_Short problem_: Exactly reproduce each entry, leaving out nothing.
___ Records provided
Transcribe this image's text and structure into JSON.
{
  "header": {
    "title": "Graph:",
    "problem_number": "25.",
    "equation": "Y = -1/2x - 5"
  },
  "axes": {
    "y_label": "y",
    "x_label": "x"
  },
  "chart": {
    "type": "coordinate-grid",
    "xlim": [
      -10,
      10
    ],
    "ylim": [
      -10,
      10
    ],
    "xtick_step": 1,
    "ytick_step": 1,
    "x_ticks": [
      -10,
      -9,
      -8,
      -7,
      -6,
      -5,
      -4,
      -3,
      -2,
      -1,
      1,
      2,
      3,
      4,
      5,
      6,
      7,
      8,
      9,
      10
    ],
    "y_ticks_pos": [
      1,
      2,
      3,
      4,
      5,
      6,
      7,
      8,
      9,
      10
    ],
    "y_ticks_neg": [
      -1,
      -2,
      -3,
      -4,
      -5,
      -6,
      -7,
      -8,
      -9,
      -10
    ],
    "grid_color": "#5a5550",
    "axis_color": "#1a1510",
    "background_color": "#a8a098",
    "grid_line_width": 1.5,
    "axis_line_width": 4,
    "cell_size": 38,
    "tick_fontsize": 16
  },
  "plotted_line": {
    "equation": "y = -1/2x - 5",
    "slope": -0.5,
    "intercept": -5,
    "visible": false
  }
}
______
_Task result_:
Transcribe this image's text and structure into JSON.
{
  "header": {
    "title": "Graph:",
    "problem_number": "25.",
    "equation": "Y = -1/2x - 5"
  },
  "axes": {
    "y_label": "y",
    "x_label": "x"
  },
  "chart": {
    "type": "coordinate-grid",
    "xlim": [
      -10,
      10
    ],
    "ylim": [
      -10,
      10
    ],
    "xtick_step": 1,
    "ytick_step": 1,
    "x_ticks": [
      -10,
      -9,
      -8,
      -7,
      -6,
      -5,
      -4,
      -3,
      -2,
      -1,
      1,
      2,
      3,
      4,
      5,
      6,
      7,
      8,
      9,
      10
    ],
    "y_ticks_pos": [
      1,
      2,
      3,
      4,
      5,
      6,
      7,
      8,
      9,
      10
    ],
    "y_ticks_neg": [
      -1,
      -2,
      -3,
      -4,
      -5,
      -6,
      -7,
      -8,
      -9,
      -10
    ],
    "grid_color": "#5a5550",
    "axis_color": "#1a1510",
    "background_color": "#a8a098",
    "grid_line_width": 1.5,
    "axis_line_width": 4,
    "cell_size": 38,
    "tick_fontsize": 16
  },
  "plotted_line": {
    "equation": "y = -1/2x - 5",
    "slope": -0.5,
    "intercept": -5,
    "visible": false
  }
}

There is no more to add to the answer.